### What to produce
What is the number of lines in these entries that contain "ENTER"? State it alone.

[Collection entries]
▽

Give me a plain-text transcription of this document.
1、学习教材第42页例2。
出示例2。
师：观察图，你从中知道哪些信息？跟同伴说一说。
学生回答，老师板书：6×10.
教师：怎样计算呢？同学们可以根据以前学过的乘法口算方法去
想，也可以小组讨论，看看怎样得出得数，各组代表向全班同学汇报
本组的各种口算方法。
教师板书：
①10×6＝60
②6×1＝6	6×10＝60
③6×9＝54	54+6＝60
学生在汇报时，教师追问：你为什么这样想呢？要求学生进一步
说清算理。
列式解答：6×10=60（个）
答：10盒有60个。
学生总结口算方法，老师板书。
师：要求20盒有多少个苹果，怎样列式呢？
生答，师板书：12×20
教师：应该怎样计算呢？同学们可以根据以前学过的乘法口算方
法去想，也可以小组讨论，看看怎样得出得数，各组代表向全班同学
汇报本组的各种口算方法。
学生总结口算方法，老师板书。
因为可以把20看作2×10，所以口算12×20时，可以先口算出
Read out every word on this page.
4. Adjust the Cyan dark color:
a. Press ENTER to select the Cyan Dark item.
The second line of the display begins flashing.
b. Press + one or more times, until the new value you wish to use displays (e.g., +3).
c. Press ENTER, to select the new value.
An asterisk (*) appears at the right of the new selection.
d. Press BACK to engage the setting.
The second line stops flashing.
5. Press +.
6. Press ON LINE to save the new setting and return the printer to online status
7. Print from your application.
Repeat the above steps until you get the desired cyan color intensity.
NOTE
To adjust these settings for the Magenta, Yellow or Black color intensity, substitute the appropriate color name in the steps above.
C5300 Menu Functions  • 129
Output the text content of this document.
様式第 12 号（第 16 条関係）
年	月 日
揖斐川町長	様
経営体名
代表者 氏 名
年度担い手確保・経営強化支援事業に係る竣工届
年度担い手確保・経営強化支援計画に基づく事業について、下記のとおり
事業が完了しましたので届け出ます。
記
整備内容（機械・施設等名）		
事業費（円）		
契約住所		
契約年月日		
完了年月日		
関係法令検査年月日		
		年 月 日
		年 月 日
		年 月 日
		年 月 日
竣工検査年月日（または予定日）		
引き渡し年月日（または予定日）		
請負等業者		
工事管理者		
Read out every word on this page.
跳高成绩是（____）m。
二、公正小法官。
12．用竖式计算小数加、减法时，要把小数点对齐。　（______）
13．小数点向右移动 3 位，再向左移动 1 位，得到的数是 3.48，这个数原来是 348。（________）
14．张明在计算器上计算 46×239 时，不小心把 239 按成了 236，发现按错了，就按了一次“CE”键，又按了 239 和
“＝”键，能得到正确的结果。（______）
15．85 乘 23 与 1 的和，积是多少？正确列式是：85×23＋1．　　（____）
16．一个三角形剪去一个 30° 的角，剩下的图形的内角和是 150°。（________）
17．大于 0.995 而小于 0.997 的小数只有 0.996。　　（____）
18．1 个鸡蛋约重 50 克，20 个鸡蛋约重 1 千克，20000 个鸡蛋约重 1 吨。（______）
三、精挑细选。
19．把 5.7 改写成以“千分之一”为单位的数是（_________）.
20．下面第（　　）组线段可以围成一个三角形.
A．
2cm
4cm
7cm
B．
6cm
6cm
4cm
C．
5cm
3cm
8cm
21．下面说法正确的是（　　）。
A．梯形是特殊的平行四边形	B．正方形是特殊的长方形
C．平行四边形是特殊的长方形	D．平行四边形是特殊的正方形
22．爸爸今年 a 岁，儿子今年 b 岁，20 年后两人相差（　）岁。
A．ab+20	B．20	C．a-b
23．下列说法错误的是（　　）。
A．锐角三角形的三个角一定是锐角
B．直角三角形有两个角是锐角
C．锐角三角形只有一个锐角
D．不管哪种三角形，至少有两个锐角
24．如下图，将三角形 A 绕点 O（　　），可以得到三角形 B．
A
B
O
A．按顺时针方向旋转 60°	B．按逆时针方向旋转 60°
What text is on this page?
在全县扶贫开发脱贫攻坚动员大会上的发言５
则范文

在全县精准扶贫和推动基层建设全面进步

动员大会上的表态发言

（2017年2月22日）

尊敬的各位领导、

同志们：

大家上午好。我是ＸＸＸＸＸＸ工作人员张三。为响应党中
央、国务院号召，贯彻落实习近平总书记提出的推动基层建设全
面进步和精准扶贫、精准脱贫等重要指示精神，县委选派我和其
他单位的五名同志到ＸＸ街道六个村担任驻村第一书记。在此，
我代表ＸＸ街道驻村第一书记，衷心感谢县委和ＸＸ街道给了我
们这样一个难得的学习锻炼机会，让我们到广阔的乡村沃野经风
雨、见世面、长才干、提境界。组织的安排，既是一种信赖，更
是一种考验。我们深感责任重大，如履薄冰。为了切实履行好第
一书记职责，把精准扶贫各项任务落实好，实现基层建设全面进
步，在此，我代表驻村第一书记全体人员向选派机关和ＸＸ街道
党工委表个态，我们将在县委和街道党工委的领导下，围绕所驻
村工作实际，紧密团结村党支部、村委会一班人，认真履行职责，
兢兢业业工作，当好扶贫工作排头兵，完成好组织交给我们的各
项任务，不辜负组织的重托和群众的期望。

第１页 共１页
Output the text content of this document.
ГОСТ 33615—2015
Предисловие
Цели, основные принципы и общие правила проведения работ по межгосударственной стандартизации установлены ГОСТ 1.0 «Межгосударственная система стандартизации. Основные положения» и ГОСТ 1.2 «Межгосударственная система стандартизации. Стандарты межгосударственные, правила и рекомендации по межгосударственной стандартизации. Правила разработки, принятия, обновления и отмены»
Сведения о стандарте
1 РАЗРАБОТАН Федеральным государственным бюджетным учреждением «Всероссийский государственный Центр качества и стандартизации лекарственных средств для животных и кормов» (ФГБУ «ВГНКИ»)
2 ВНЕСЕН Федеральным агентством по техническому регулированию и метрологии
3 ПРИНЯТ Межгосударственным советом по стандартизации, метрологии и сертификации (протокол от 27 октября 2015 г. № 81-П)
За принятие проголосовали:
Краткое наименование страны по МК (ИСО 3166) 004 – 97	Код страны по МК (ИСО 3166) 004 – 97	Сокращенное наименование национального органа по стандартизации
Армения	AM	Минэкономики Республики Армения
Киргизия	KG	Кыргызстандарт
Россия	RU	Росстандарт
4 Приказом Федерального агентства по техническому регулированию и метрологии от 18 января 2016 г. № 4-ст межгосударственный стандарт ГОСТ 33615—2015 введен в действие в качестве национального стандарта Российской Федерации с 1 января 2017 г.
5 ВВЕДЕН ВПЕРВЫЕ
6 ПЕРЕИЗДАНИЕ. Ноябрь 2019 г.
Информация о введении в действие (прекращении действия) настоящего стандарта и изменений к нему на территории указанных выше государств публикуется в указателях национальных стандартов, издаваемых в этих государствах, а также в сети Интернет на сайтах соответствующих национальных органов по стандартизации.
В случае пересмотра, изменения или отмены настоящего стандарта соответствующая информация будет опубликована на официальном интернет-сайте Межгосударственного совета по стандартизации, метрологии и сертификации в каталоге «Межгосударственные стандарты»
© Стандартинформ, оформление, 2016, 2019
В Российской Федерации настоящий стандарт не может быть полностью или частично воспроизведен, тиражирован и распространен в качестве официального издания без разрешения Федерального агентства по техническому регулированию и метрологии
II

△

### Task answer
2